Keep the wording of each record exactly the same when you repeat it, and leave out pictures.

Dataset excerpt
--- Start ---

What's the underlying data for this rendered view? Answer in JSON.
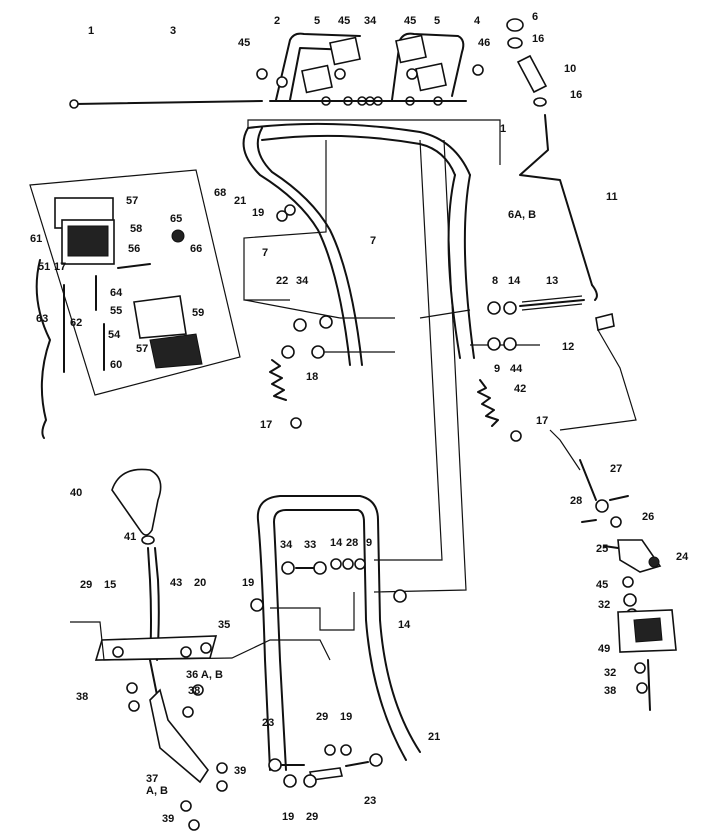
{
  "callouts": [
    {
      "id": "1a",
      "text": "1"
    },
    {
      "id": "3",
      "text": "3"
    },
    {
      "id": "45a",
      "text": "45"
    },
    {
      "id": "2",
      "text": "2"
    },
    {
      "id": "5a",
      "text": "5"
    },
    {
      "id": "45b",
      "text": "45"
    },
    {
      "id": "34a",
      "text": "34"
    },
    {
      "id": "45c",
      "text": "45"
    },
    {
      "id": "5b",
      "text": "5"
    },
    {
      "id": "4",
      "text": "4"
    },
    {
      "id": "46",
      "text": "46"
    },
    {
      "id": "6",
      "text": "6"
    },
    {
      "id": "16a",
      "text": "16"
    },
    {
      "id": "10",
      "text": "10"
    },
    {
      "id": "16b",
      "text": "16"
    },
    {
      "id": "1b",
      "text": "1"
    },
    {
      "id": "11",
      "text": "11"
    },
    {
      "id": "6AB",
      "text": "6A, B"
    },
    {
      "id": "7a",
      "text": "7"
    },
    {
      "id": "7b",
      "text": "7"
    },
    {
      "id": "8",
      "text": "8"
    },
    {
      "id": "14a",
      "text": "14"
    },
    {
      "id": "13",
      "text": "13"
    },
    {
      "id": "12",
      "text": "12"
    },
    {
      "id": "9a",
      "text": "9"
    },
    {
      "id": "44",
      "text": "44"
    },
    {
      "id": "42",
      "text": "42"
    },
    {
      "id": "17a",
      "text": "17"
    },
    {
      "id": "17b",
      "text": "17"
    },
    {
      "id": "18",
      "text": "18"
    },
    {
      "id": "22",
      "text": "22"
    },
    {
      "id": "34b",
      "text": "34"
    },
    {
      "id": "21a",
      "text": "21"
    },
    {
      "id": "19a",
      "text": "19"
    },
    {
      "id": "68",
      "text": "68"
    },
    {
      "id": "57a",
      "text": "57"
    },
    {
      "id": "58",
      "text": "58"
    },
    {
      "id": "65",
      "text": "65"
    },
    {
      "id": "66",
      "text": "66"
    },
    {
      "id": "56",
      "text": "56"
    },
    {
      "id": "61",
      "text": "61"
    },
    {
      "id": "51",
      "text": "51"
    },
    {
      "id": "17c",
      "text": "17"
    },
    {
      "id": "64",
      "text": "64"
    },
    {
      "id": "55",
      "text": "55"
    },
    {
      "id": "62",
      "text": "62"
    },
    {
      "id": "63",
      "text": "63"
    },
    {
      "id": "54",
      "text": "54"
    },
    {
      "id": "59",
      "text": "59"
    },
    {
      "id": "57b",
      "text": "57"
    },
    {
      "id": "60",
      "text": "60"
    },
    {
      "id": "40",
      "text": "40"
    },
    {
      "id": "41",
      "text": "41"
    },
    {
      "id": "34c",
      "text": "34"
    },
    {
      "id": "33",
      "text": "33"
    },
    {
      "id": "14b",
      "text": "14"
    },
    {
      "id": "28a",
      "text": "28"
    },
    {
      "id": "9b",
      "text": "9"
    },
    {
      "id": "19b",
      "text": "19"
    },
    {
      "id": "14c",
      "text": "14"
    },
    {
      "id": "29a",
      "text": "29"
    },
    {
      "id": "15",
      "text": "15"
    },
    {
      "id": "43",
      "text": "43"
    },
    {
      "id": "20",
      "text": "20"
    },
    {
      "id": "35",
      "text": "35"
    },
    {
      "id": "36AB",
      "text": "36 A, B"
    },
    {
      "id": "38a",
      "text": "38"
    },
    {
      "id": "38b",
      "text": "38"
    },
    {
      "id": "37AB",
      "text": "37\nA, B"
    },
    {
      "id": "39a",
      "text": "39"
    },
    {
      "id": "39b",
      "text": "39"
    },
    {
      "id": "23a",
      "text": "23"
    },
    {
      "id": "29b",
      "text": "29"
    },
    {
      "id": "19c",
      "text": "19"
    },
    {
      "id": "21b",
      "text": "21"
    },
    {
      "id": "19d",
      "text": "19"
    },
    {
      "id": "29c",
      "text": "29"
    },
    {
      "id": "23b",
      "text": "23"
    },
    {
      "id": "27",
      "text": "27"
    },
    {
      "id": "28b",
      "text": "28"
    },
    {
      "id": "26",
      "text": "26"
    },
    {
      "id": "25",
      "text": "25"
    },
    {
      "id": "24",
      "text": "24"
    },
    {
      "id": "45d",
      "text": "45"
    },
    {
      "id": "32a",
      "text": "32"
    },
    {
      "id": "49",
      "text": "49"
    },
    {
      "id": "32b",
      "text": "32"
    },
    {
      "id": "38c",
      "text": "38"
    }
  ]
}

--- End ---

* _OUTPUT FOR THIS EXERCISE_:
What's the underlying data for this rendered view? Answer in JSON.
{
  "callouts": [
    {
      "id": "1a",
      "text": "1"
    },
    {
      "id": "3",
      "text": "3"
    },
    {
      "id": "45a",
      "text": "45"
    },
    {
      "id": "2",
      "text": "2"
    },
    {
      "id": "5a",
      "text": "5"
    },
    {
      "id": "45b",
      "text": "45"
    },
    {
      "id": "34a",
      "text": "34"
    },
    {
      "id": "45c",
      "text": "45"
    },
    {
      "id": "5b",
      "text": "5"
    },
    {
      "id": "4",
      "text": "4"
    },
    {
      "id": "46",
      "text": "46"
    },
    {
      "id": "6",
      "text": "6"
    },
    {
      "id": "16a",
      "text": "16"
    },
    {
      "id": "10",
      "text": "10"
    },
    {
      "id": "16b",
      "text": "16"
    },
    {
      "id": "1b",
      "text": "1"
    },
    {
      "id": "11",
      "text": "11"
    },
    {
      "id": "6AB",
      "text": "6A, B"
    },
    {
      "id": "7a",
      "text": "7"
    },
    {
      "id": "7b",
      "text": "7"
    },
    {
      "id": "8",
      "text": "8"
    },
    {
      "id": "14a",
      "text": "14"
    },
    {
      "id": "13",
      "text": "13"
    },
    {
      "id": "12",
      "text": "12"
    },
    {
      "id": "9a",
      "text": "9"
    },
    {
      "id": "44",
      "text": "44"
    },
    {
      "id": "42",
      "text": "42"
    },
    {
      "id": "17a",
      "text": "17"
    },
    {
      "id": "17b",
      "text": "17"
    },
    {
      "id": "18",
      "text": "18"
    },
    {
      "id": "22",
      "text": "22"
    },
    {
      "id": "34b",
      "text": "34"
    },
    {
      "id": "21a",
      "text": "21"
    },
    {
      "id": "19a",
      "text": "19"
    },
    {
      "id": "68",
      "text": "68"
    },
    {
      "id": "57a",
      "text": "57"
    },
    {
      "id": "58",
      "text": "58"
    },
    {
      "id": "65",
      "text": "65"
    },
    {
      "id": "66",
      "text": "66"
    },
    {
      "id": "56",
      "text": "56"
    },
    {
      "id": "61",
      "text": "61"
    },
    {
      "id": "51",
      "text": "51"
    },
    {
      "id": "17c",
      "text": "17"
    },
    {
      "id": "64",
      "text": "64"
    },
    {
      "id": "55",
      "text": "55"
    },
    {
      "id": "62",
      "text": "62"
    },
    {
      "id": "63",
      "text": "63"
    },
    {
      "id": "54",
      "text": "54"
    },
    {
      "id": "59",
      "text": "59"
    },
    {
      "id": "57b",
      "text": "57"
    },
    {
      "id": "60",
      "text": "60"
    },
    {
      "id": "40",
      "text": "40"
    },
    {
      "id": "41",
      "text": "41"
    },
    {
      "id": "34c",
      "text": "34"
    },
    {
      "id": "33",
      "text": "33"
    },
    {
      "id": "14b",
      "text": "14"
    },
    {
      "id": "28a",
      "text": "28"
    },
    {
      "id": "9b",
      "text": "9"
    },
    {
      "id": "19b",
      "text": "19"
    },
    {
      "id": "14c",
      "text": "14"
    },
    {
      "id": "29a",
      "text": "29"
    },
    {
      "id": "15",
      "text": "15"
    },
    {
      "id": "43",
      "text": "43"
    },
    {
      "id": "20",
      "text": "20"
    },
    {
      "id": "35",
      "text": "35"
    },
    {
      "id": "36AB",
      "text": "36 A, B"
    },
    {
      "id": "38a",
      "text": "38"
    },
    {
      "id": "38b",
      "text": "38"
    },
    {
      "id": "37AB",
      "text": "37\nA, B"
    },
    {
      "id": "39a",
      "text": "39"
    },
    {
      "id": "39b",
      "text": "39"
    },
    {
      "id": "23a",
      "text": "23"
    },
    {
      "id": "29b",
      "text": "29"
    },
    {
      "id": "19c",
      "text": "19"
    },
    {
      "id": "21b",
      "text": "21"
    },
    {
      "id": "19d",
      "text": "19"
    },
    {
      "id": "29c",
      "text": "29"
    },
    {
      "id": "23b",
      "text": "23"
    },
    {
      "id": "27",
      "text": "27"
    },
    {
      "id": "28b",
      "text": "28"
    },
    {
      "id": "26",
      "text": "26"
    },
    {
      "id": "25",
      "text": "25"
    },
    {
      "id": "24",
      "text": "24"
    },
    {
      "id": "45d",
      "text": "45"
    },
    {
      "id": "32a",
      "text": "32"
    },
    {
      "id": "49",
      "text": "49"
    },
    {
      "id": "32b",
      "text": "32"
    },
    {
      "id": "38c",
      "text": "38"
    }
  ]
}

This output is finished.